## BEGIN

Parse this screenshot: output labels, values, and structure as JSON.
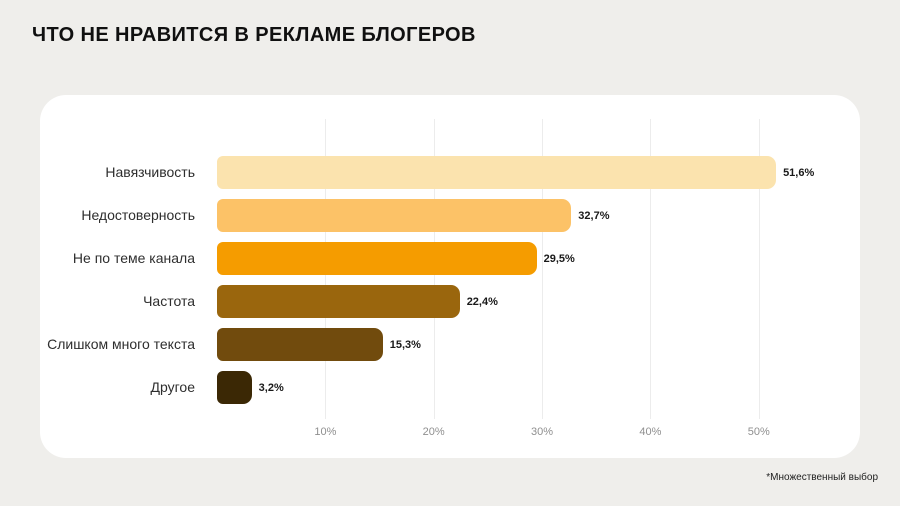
{
  "header": {
    "title": "ЧТО НЕ НРАВИТСЯ В РЕКЛАМЕ БЛОГЕРОВ"
  },
  "footnote": "*Множественный выбор",
  "chart_data": {
    "type": "bar",
    "orientation": "horizontal",
    "title": "ЧТО НЕ НРАВИТСЯ В РЕКЛАМЕ БЛОГЕРОВ",
    "categories": [
      "Навязчивость",
      "Недостоверность",
      "Не по теме канала",
      "Частота",
      "Слишком много текста",
      "Другое"
    ],
    "values": [
      51.6,
      32.7,
      29.5,
      22.4,
      15.3,
      3.2
    ],
    "value_labels": [
      "51,6%",
      "32,7%",
      "29,5%",
      "22,4%",
      "15,3%",
      "3,2%"
    ],
    "colors": [
      "#FBE3AE",
      "#FCC267",
      "#F59C00",
      "#9A660D",
      "#714B0D",
      "#3B2805"
    ],
    "xmax": 57.5,
    "ticks": [
      {
        "value": 10,
        "label": "10%"
      },
      {
        "value": 20,
        "label": "20%"
      },
      {
        "value": 30,
        "label": "30%"
      },
      {
        "value": 40,
        "label": "40%"
      },
      {
        "value": 50,
        "label": "50%"
      }
    ],
    "grid": true,
    "legend": false,
    "xlabel": "",
    "ylabel": ""
  }
}
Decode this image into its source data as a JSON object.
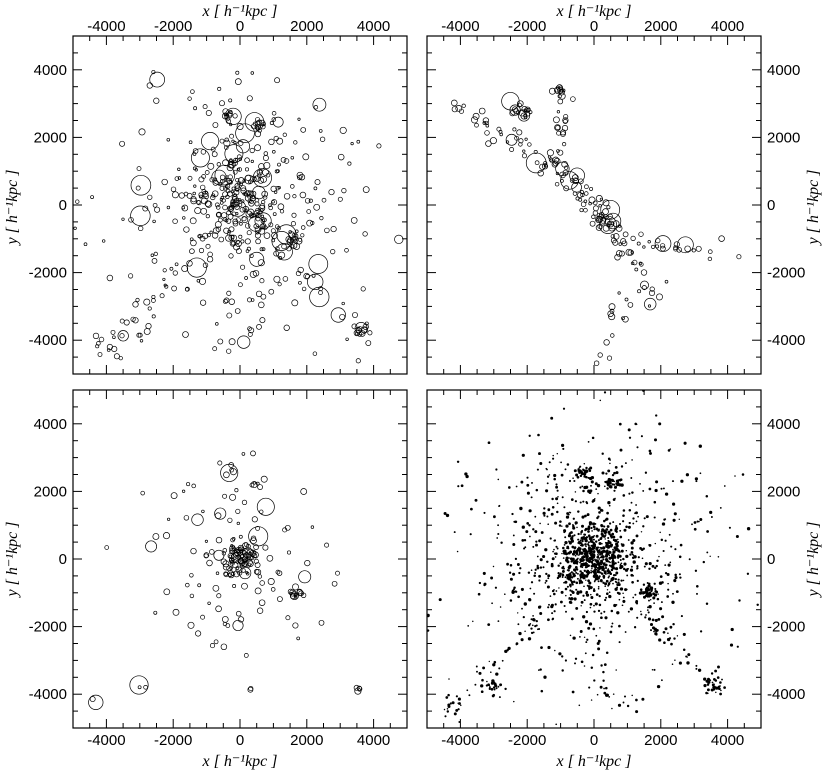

## END

--- WORK TO BE COMPLETED ---
Print all of the entries word for word. Skip any images they contain.

--- WORKED ANSWER ---
Parse this screenshot: output labels, values, and structure as JSON.
{
  "header": {
    "title": "ЧТО НЕ НРАВИТСЯ В РЕКЛАМЕ БЛОГЕРОВ"
  },
  "footnote": "*Множественный выбор",
  "chart_data": {
    "type": "bar",
    "orientation": "horizontal",
    "title": "ЧТО НЕ НРАВИТСЯ В РЕКЛАМЕ БЛОГЕРОВ",
    "categories": [
      "Навязчивость",
      "Недостоверность",
      "Не по теме канала",
      "Частота",
      "Слишком много текста",
      "Другое"
    ],
    "values": [
      51.6,
      32.7,
      29.5,
      22.4,
      15.3,
      3.2
    ],
    "value_labels": [
      "51,6%",
      "32,7%",
      "29,5%",
      "22,4%",
      "15,3%",
      "3,2%"
    ],
    "colors": [
      "#FBE3AE",
      "#FCC267",
      "#F59C00",
      "#9A660D",
      "#714B0D",
      "#3B2805"
    ],
    "xmax": 57.5,
    "ticks": [
      {
        "value": 10,
        "label": "10%"
      },
      {
        "value": 20,
        "label": "20%"
      },
      {
        "value": 30,
        "label": "30%"
      },
      {
        "value": 40,
        "label": "40%"
      },
      {
        "value": 50,
        "label": "50%"
      }
    ],
    "grid": true,
    "legend": false,
    "xlabel": "",
    "ylabel": ""
  }
}
Decode this image into its source data as a JSON object.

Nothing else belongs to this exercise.